• _Records from a collection_:
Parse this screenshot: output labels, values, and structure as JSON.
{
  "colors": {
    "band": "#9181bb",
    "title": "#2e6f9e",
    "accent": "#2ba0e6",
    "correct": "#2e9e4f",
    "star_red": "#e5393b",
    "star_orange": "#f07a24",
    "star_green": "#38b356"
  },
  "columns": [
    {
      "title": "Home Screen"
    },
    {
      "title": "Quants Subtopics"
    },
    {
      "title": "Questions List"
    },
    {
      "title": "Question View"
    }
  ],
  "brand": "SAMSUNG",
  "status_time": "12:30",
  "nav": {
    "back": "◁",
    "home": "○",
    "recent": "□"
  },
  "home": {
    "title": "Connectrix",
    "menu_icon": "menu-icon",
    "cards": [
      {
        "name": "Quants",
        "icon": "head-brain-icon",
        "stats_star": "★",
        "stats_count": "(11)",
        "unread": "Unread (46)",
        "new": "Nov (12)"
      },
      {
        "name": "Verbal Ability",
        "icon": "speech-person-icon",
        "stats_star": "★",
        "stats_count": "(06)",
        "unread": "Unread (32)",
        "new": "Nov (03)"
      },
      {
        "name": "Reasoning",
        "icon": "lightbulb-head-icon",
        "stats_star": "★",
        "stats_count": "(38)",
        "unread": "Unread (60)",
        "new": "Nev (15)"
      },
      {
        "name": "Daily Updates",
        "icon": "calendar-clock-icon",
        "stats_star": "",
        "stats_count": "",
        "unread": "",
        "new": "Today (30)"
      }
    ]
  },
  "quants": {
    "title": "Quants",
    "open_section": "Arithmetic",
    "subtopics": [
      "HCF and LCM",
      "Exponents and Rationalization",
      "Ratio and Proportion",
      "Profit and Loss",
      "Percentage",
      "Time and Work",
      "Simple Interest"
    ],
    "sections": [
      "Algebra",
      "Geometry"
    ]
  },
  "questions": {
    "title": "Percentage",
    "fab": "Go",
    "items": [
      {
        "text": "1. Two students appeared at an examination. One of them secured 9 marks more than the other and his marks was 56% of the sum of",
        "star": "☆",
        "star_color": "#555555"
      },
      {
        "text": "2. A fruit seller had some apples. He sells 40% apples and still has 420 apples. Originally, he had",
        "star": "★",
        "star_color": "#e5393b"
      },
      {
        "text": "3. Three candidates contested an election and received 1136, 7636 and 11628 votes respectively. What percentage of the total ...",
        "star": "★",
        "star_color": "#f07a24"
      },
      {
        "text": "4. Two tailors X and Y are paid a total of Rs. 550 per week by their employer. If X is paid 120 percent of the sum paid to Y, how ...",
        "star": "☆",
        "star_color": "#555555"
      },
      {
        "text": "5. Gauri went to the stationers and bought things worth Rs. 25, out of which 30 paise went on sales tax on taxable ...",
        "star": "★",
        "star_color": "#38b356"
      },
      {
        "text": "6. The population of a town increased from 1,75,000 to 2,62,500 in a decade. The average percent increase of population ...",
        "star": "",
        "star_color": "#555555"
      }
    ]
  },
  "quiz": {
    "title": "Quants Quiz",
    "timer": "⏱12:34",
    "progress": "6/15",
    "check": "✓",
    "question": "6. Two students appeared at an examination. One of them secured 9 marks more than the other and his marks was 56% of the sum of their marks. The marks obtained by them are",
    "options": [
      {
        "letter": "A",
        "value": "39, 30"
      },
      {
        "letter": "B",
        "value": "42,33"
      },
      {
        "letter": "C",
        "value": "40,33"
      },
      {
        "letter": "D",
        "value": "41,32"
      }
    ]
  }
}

• _Challenge_:
Set all of the entries down again, exactly as they were given.

• _Response_:
Parse this screenshot: output labels, values, and structure as JSON.
{
  "colors": {
    "band": "#9181bb",
    "title": "#2e6f9e",
    "accent": "#2ba0e6",
    "correct": "#2e9e4f",
    "star_red": "#e5393b",
    "star_orange": "#f07a24",
    "star_green": "#38b356"
  },
  "columns": [
    {
      "title": "Home Screen"
    },
    {
      "title": "Quants Subtopics"
    },
    {
      "title": "Questions List"
    },
    {
      "title": "Question View"
    }
  ],
  "brand": "SAMSUNG",
  "status_time": "12:30",
  "nav": {
    "back": "◁",
    "home": "○",
    "recent": "□"
  },
  "home": {
    "title": "Connectrix",
    "menu_icon": "menu-icon",
    "cards": [
      {
        "name": "Quants",
        "icon": "head-brain-icon",
        "stats_star": "★",
        "stats_count": "(11)",
        "unread": "Unread (46)",
        "new": "Nov (12)"
      },
      {
        "name": "Verbal Ability",
        "icon": "speech-person-icon",
        "stats_star": "★",
        "stats_count": "(06)",
        "unread": "Unread (32)",
        "new": "Nov (03)"
      },
      {
        "name": "Reasoning",
        "icon": "lightbulb-head-icon",
        "stats_star": "★",
        "stats_count": "(38)",
        "unread": "Unread (60)",
        "new": "Nev (15)"
      },
      {
        "name": "Daily Updates",
        "icon": "calendar-clock-icon",
        "stats_star": "",
        "stats_count": "",
        "unread": "",
        "new": "Today (30)"
      }
    ]
  },
  "quants": {
    "title": "Quants",
    "open_section": "Arithmetic",
    "subtopics": [
      "HCF and LCM",
      "Exponents and Rationalization",
      "Ratio and Proportion",
      "Profit and Loss",
      "Percentage",
      "Time and Work",
      "Simple Interest"
    ],
    "sections": [
      "Algebra",
      "Geometry"
    ]
  },
  "questions": {
    "title": "Percentage",
    "fab": "Go",
    "items": [
      {
        "text": "1. Two students appeared at an examination. One of them secured 9 marks more than the other and his marks was 56% of the sum of",
        "star": "☆",
        "star_color": "#555555"
      },
      {
        "text": "2. A fruit seller had some apples. He sells 40% apples and still has 420 apples. Originally, he had",
        "star": "★",
        "star_color": "#e5393b"
      },
      {
        "text": "3. Three candidates contested an election and received 1136, 7636 and 11628 votes respectively. What percentage of the total ...",
        "star": "★",
        "star_color": "#f07a24"
      },
      {
        "text": "4. Two tailors X and Y are paid a total of Rs. 550 per week by their employer. If X is paid 120 percent of the sum paid to Y, how ...",
        "star": "☆",
        "star_color": "#555555"
      },
      {
        "text": "5. Gauri went to the stationers and bought things worth Rs. 25, out of which 30 paise went on sales tax on taxable ...",
        "star": "★",
        "star_color": "#38b356"
      },
      {
        "text": "6. The population of a town increased from 1,75,000 to 2,62,500 in a decade. The average percent increase of population ...",
        "star": "",
        "star_color": "#555555"
      }
    ]
  },
  "quiz": {
    "title": "Quants Quiz",
    "timer": "⏱12:34",
    "progress": "6/15",
    "check": "✓",
    "question": "6. Two students appeared at an examination. One of them secured 9 marks more than the other and his marks was 56% of the sum of their marks. The marks obtained by them are",
    "options": [
      {
        "letter": "A",
        "value": "39, 30"
      },
      {
        "letter": "B",
        "value": "42,33"
      },
      {
        "letter": "C",
        "value": "40,33"
      },
      {
        "letter": "D",
        "value": "41,32"
      }
    ]
  }
}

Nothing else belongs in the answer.